**Required action:** Could you find every line in the entries below that holds the word "text" and copy it?
+++
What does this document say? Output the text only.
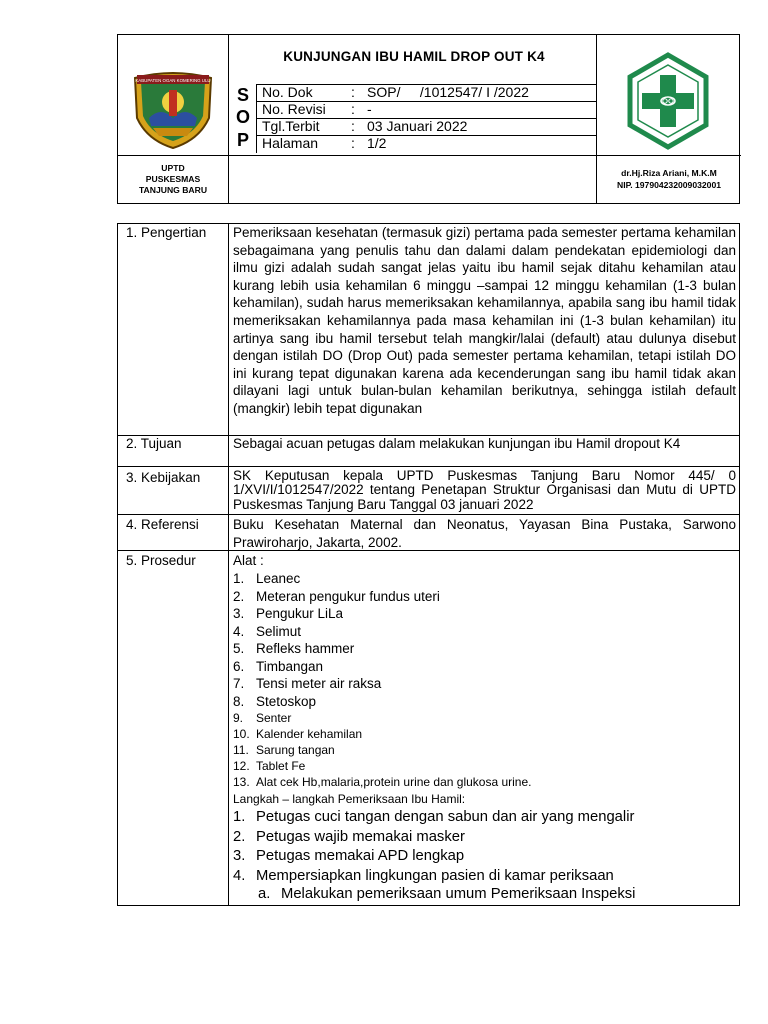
KABUPATEN OGAN KOMERING ULU
UPTD
PUSKESMAS
TANJUNG BARU
KUNJUNGAN IBU HAMIL DROP OUT K4
S
O
P
No. Dok	: SOP/     /1012547/ I /2022
No. Revisi : -
Tgl.Terbit : 03 Januari 2022
Halaman : 1/2
dr.Hj.Riza Ariani, M.K.M
NIP. 197904232009032001
1. Pengertian Pemeriksaan kesehatan (termasuk gizi) pertama pada semester pertama kehamilan sebagaimana yang penulis tahu dan dalami dalam pendekatan epidemiologi dan ilmu gizi adalah sudah sangat jelas yaitu ibu hamil sejak ditahu kehamilan atau kurang lebih usia kehamilan 6 minggu –sampai 12 minggu kehamilan (1-3 bulan kehamilan), sudah harus memeriksakan kehamilannya, apabila sang ibu hamil tidak memeriksakan kehamilannya pada masa kehamilan ini (1-3 bulan kehamilan) itu artinya sang ibu hamil tersebut telah mangkir/lalai (default) atau dulunya disebut dengan istilah DO (Drop Out) pada semester pertama kehamilan, tetapi istilah DO ini kurang tepat digunakan karena ada kecenderungan sang ibu hamil tidak akan dilayani lagi untuk bulan-bulan kehamilan berikutnya, sehingga istilah default (mangkir) lebih tepat digunakan
2. Tujuan	Sebagai acuan petugas dalam melakukan kunjungan ibu Hamil dropout K4
3. Kebijakan SK Keputusan kepala UPTD Puskesmas Tanjung Baru Nomor 445/ 0 1/XVI/I/1012547/2022 tentang Penetapan Struktur Organisasi dan Mutu di UPTD Puskesmas Tanjung Baru Tanggal 03 januari 2022
4. Referensi	Buku Kesehatan Maternal dan Neonatus, Yayasan Bina Pustaka, Sarwono Prawiroharjo, Jakarta, 2002.
5. Prosedur	Alat :
1. Leanec
2. Meteran pengukur fundus uteri
3. Pengukur LiLa
4. Selimut
5. Refleks hammer
6. Timbangan
7. Tensi meter air raksa
8. Stetoskop
9. Senter
10. Kalender kehamilan
11. Sarung tangan
12. Tablet Fe
13. Alat cek Hb,malaria,protein urine dan glukosa urine.
Langkah – langkah Pemeriksaan Ibu Hamil:
1. Petugas cuci tangan dengan sabun dan air yang mengalir
2. Petugas wajib memakai masker
3. Petugas memakai APD lengkap
4. Mempersiapkan lingkungan pasien di kamar periksaan
a. Melakukan pemeriksaan umum Pemeriksaan Inspeksi
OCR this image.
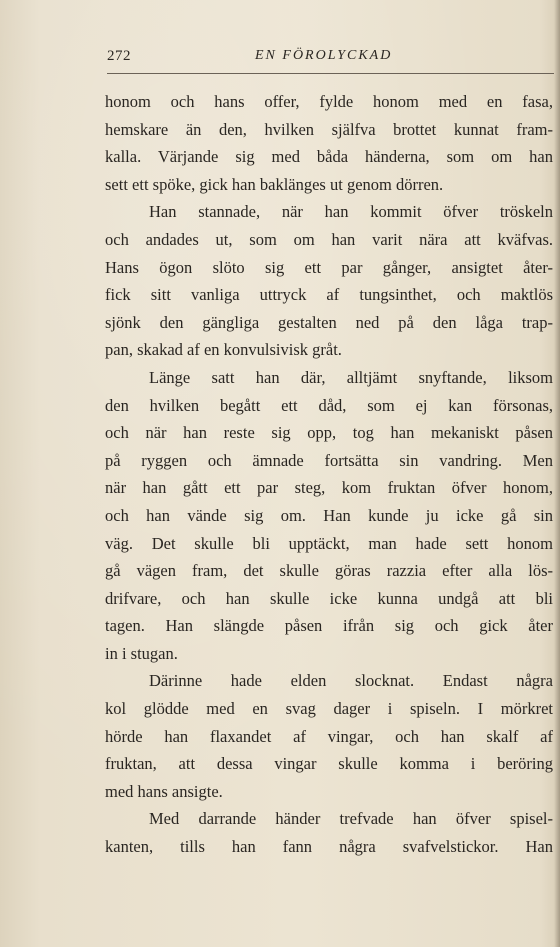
272	EN FÖROLYCKAD
honom och hans offer, fylde honom med en fasa,
hemskare än den, hvilken själfva brottet kunnat fram-
kalla. Värjande sig med båda händerna, som om han
sett ett spöke, gick han baklänges ut genom dörren.
Han stannade, när han kommit öfver tröskeln
och andades ut, som om han varit nära att kväfvas.
Hans ögon slöto sig ett par gånger, ansigtet åter-
fick sitt vanliga uttryck af tungsinthet, och maktlös
sjönk den gängliga gestalten ned på den låga trap-
pan, skakad af en konvulsivisk gråt.
Länge satt han där, alltjämt snyftande, liksom
den hvilken begått ett dåd, som ej kan försonas,
och när han reste sig opp, tog han mekaniskt påsen
på ryggen och ämnade fortsätta sin vandring. Men
när han gått ett par steg, kom fruktan öfver honom,
och han vände sig om. Han kunde ju icke gå sin
väg. Det skulle bli upptäckt, man hade sett honom
gå vägen fram, det skulle göras razzia efter alla lös-
drifvare, och han skulle icke kunna undgå att bli
tagen. Han slängde påsen ifrån sig och gick åter
in i stugan.
Därinne hade elden slocknat. Endast några
kol glödde med en svag dager i spiseln. I mörkret
hörde han flaxandet af vingar, och han skalf af
fruktan, att dessa vingar skulle komma i beröring
med hans ansigte.
Med darrande händer trefvade han öfver spisel-
kanten, tills han fann några svafvelstickor. Han
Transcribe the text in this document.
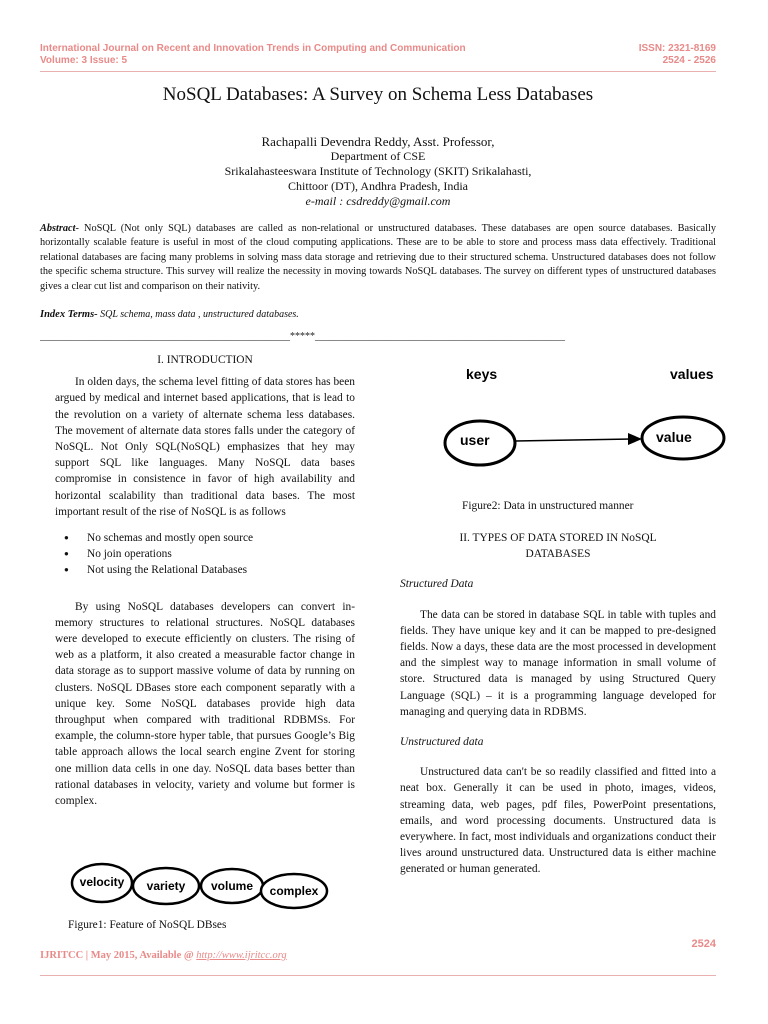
International Journal on Recent and Innovation Trends in Computing and Communication
Volume: 3 Issue: 5
ISSN: 2321-8169
2524 - 2526
NoSQL Databases: A Survey on Schema Less Databases
Rachapalli Devendra Reddy, Asst. Professor,
Department of CSE
Srikalahasteeswara Institute of Technology (SKIT) Srikalahasti,
Chittoor (DT), Andhra Pradesh, India
e-mail : csdreddy@gmail.com
Abstract- NoSQL (Not only SQL) databases are called as non-relational or unstructured databases. These databases are open source databases. Basically horizontally scalable feature is useful in most of the cloud computing applications. These are to be able to store and process mass data effectively. Traditional relational databases are facing many problems in solving mass data storage and retrieving due to their structured schema. Unstructured databases does not follow the specific schema structure. This survey will realize the necessity in moving towards NoSQL databases. The survey on different types of unstructured databases gives a clear cut list and comparison on their nativity.
Index Terms- SQL schema, mass data , unstructured databases.
__________________________________________________*****__________________________________________________
I. INTRODUCTION

In olden days, the schema level fitting of data stores has been argued by medical and internet based applications, that is lead to the revolution on a variety of alternate schema less databases. The movement of alternate data stores falls under the category of NoSQL. Not Only SQL(NoSQL) emphasizes that hey may support SQL like languages. Many NoSQL data bases compromise in consistence in favor of high availability and horizontal scalability than traditional data bases. The most important result of the rise of NoSQL is as follows

● No schemas and mostly open source
● No join operations
● Not using the Relational Databases

By using NoSQL databases developers can convert in-memory structures to relational structures. NoSQL databases were developed to execute efficiently on clusters. The rising of web as a platform, it also created a measurable factor change in data storage as to support massive volume of data by running on clusters. NoSQL DBases store each component separatly with a unique key. Some NoSQL databases provide high data throughput when compared with traditional RDBMSs. For example, the column-store hyper table, that pursues Google’s Big table approach allows the local search engine Zvent for storing one million data cells in one day. NoSQL data bases better than rational databases in velocity, variety and volume but former is complex.

velocity variety volume complex
Figure1: Feature of NoSQL DBses
keys	values
user	value
Figure2: Data in unstructured manner
II. TYPES OF DATA STORED IN NoSQL
DATABASES
Structured Data

The data can be stored in database SQL in table with tuples and fields. They have unique key and it can be mapped to pre-designed fields. Now a days, these data are the most processed in development and the simplest way to manage information in small volume of store. Structured data is managed by using Structured Query Language (SQL) – it is a programming language developed for managing and querying data in RDBMS.

Unstructured data

Unstructured data can't be so readily classified and fitted into a neat box. Generally it can be used in photo, images, videos, streaming data, web pages, pdf files, PowerPoint presentations, emails, and word processing documents. Unstructured data is everywhere. In fact, most individuals and organizations conduct their lives around unstructured data. Unstructured data is either machine generated or human generated.

2524
IJRITCC | May 2015, Available @ http://www.ijritcc.org
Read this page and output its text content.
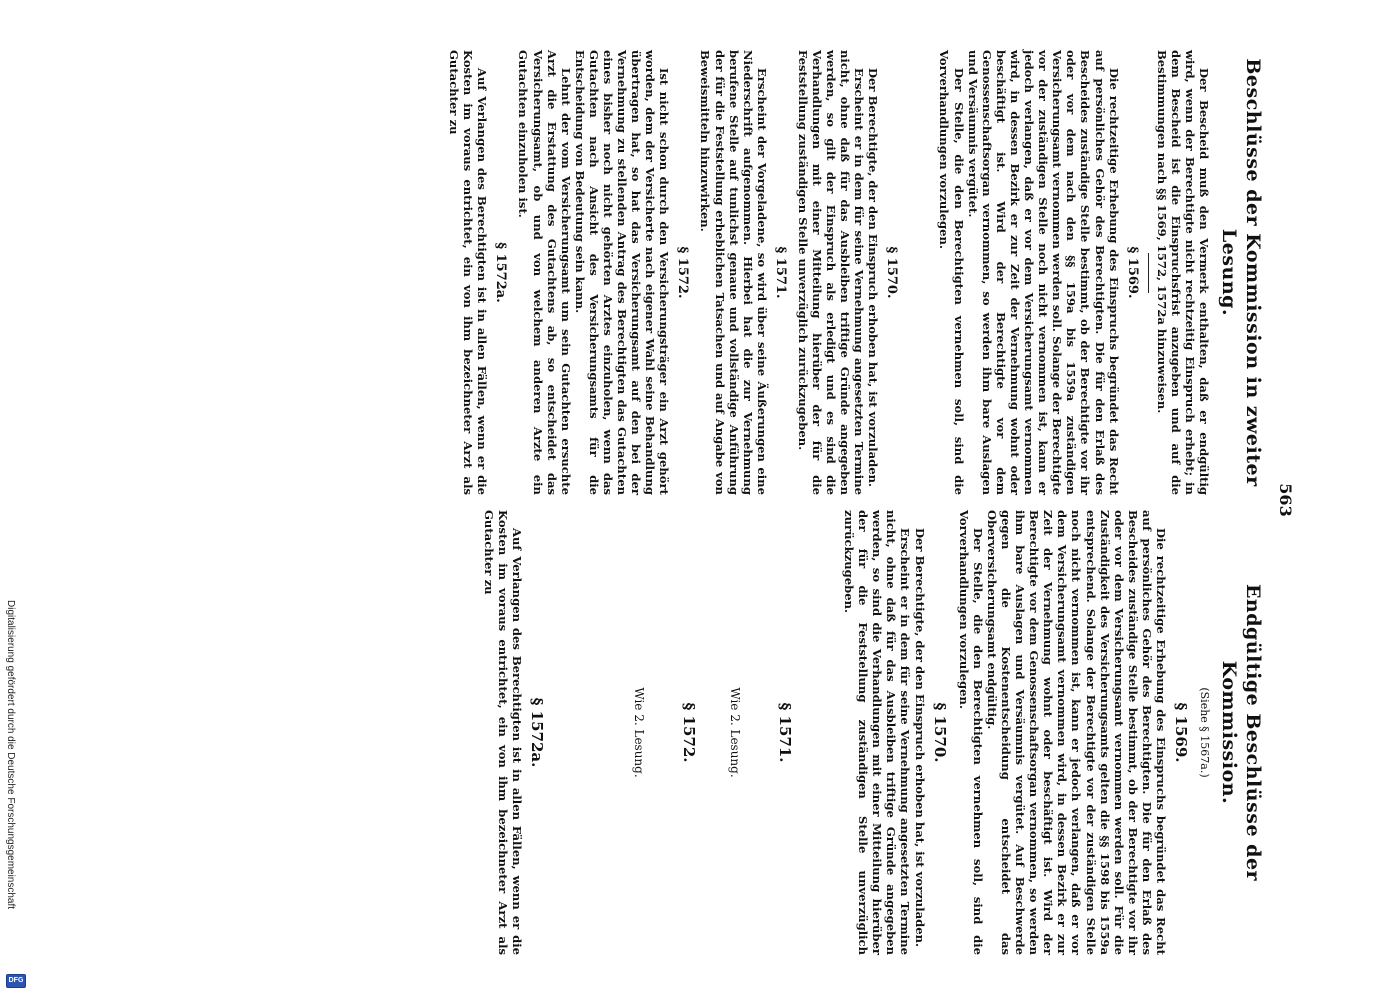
563
Beschlüsse der Kommission in zweiter Lesung.

Der Bescheid muß den Vermerk enthalten, daß er endgültig wird, wenn der Berechtigte nicht rechtzeitig Einspruch erhebt; in dem Bescheid ist die Einspruchsfrist anzugeben und auf die Bestimmungen nach §§ 1569, 1572, 1572a hinzuweisen.

§ 1569.

Die rechtzeitige Erhebung des Einspruchs begründet das Recht auf persönliches Gehör des Berechtigten. Die für den Erlaß des Bescheides zuständige Stelle bestimmt, ob der Berechtigte vor ihr oder vor dem nach den §§ 159a bis 1559a zuständigen Versicherungsamt vernommen werden soll. Solange der Berechtigte vor der zuständigen Stelle noch nicht vernommen ist, kann er jedoch verlangen, daß er vor dem Versicherungsamt vernommen wird, in dessen Bezirk er zur Zeit der Vernehmung wohnt oder beschäftigt ist. Wird der Berechtigte vor dem Genossenschaftsorgan vernommen, so werden ihm bare Auslagen und Versäumnis vergütet.

Der Stelle, die den Berechtigten vernehmen soll, sind die Vorverhandlungen vorzulegen.

§ 1570.

Der Berechtigte, der den Einspruch erhoben hat, ist vorzuladen.

Erscheint er in dem für seine Vernehmung angesetzten Termine nicht, ohne daß für das Ausbleiben triftige Gründe angegeben werden, so gilt der Einspruch als erledigt und es sind die Verhandlungen mit einer Mitteilung hierüber der für die Feststellung zuständigen Stelle unverzüglich zurückzugeben.

§ 1571.

Erscheint der Vorgeladene, so wird über seine Äußerungen eine Niederschrift aufgenommen. Hierbei hat die zur Vernehmung berufene Stelle auf tunlichst genaue und vollständige Anführung der für die Feststellung erheblichen Tatsachen und auf Angabe von Beweismitteln hinzuwirken.

§ 1572.

Ist nicht schon durch den Versicherungsträger ein Arzt gehört worden, dem der Versicherte nach eigener Wahl seine Behandlung übertragen hat, so hat das Versicherungsamt auf den bei der Vernehmung zu stellenden Antrag des Berechtigten das Gutachten eines bisher noch nicht gehörten Arztes einzuholen, wenn das Gutachten nach Ansicht des Versicherungsamts für die Entscheidung von Bedeutung sein kann.

Lehnt der vom Versicherungsamt um sein Gutachten ersuchte Arzt die Erstattung des Gutachtens ab, so entscheidet das Versicherungsamt, ob und von welchem anderen Arzte ein Gutachten einzuholen ist.

§ 1572a.

Auf Verlangen des Berechtigten ist in allen Fällen, wenn er die Kosten im voraus entrichtet, ein von ihm bezeichneter Arzt als Gutachter zu

Endgültige Beschlüsse der Kommission.
(Siehe § 1567a.)
§ 1569.

Die rechtzeitige Erhebung des Einspruchs begründet das Recht auf persönliches Gehör des Berechtigten. Die für den Erlaß des Bescheides zuständige Stelle bestimmt, ob der Berechtigte vor ihr oder vor dem Versicherungsamt vernommen werden soll. Für die Zuständigkeit des Versicherungsamts gelten die §§ 1598 bis 1559a entsprechend. Solange der Berechtigte vor der zuständigen Stelle noch nicht vernommen ist, kann er jedoch verlangen, daß er vor dem Versicherungsamt vernommen wird, in dessen Bezirk er zur Zeit der Vernehmung wohnt oder beschäftigt ist. Wird der Berechtigte vor dem Genossenschaftsorgan vernommen, so werden ihm bare Auslagen und Versäumnis vergütet. Auf Beschwerde gegen die Kostenentscheidung entscheidet das Oberversicherungsamt endgültig.

Der Stelle, die den Berechtigten vernehmen soll, sind die Vorverhandlungen vorzulegen.

§ 1570.

Der Berechtigte, der den Einspruch erhoben hat, ist vorzuladen.

Erscheint er in dem für seine Vernehmung angesetzten Termine nicht, ohne daß für das Ausbleiben triftige Gründe angegeben werden, so sind die Verhandlungen mit einer Mitteilung hierüber der für die Feststellung zuständigen Stelle unverzüglich zurückzugeben.

§ 1571.
Wie 2. Lesung.
§ 1572.
Wie 2. Lesung.
§ 1572a.

Auf Verlangen des Berechtigten ist in allen Fällen, wenn er die Kosten im voraus entrichtet, ein von ihm bezeichneter Arzt als Gutachter zu

DFG
Digitalisierung gefördert durch die Deutsche Forschungsgemeinschaft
+++
**Reply:**
What does this document say? Output the text only.
Transcribe the text in this document.
Read this page and output its text content.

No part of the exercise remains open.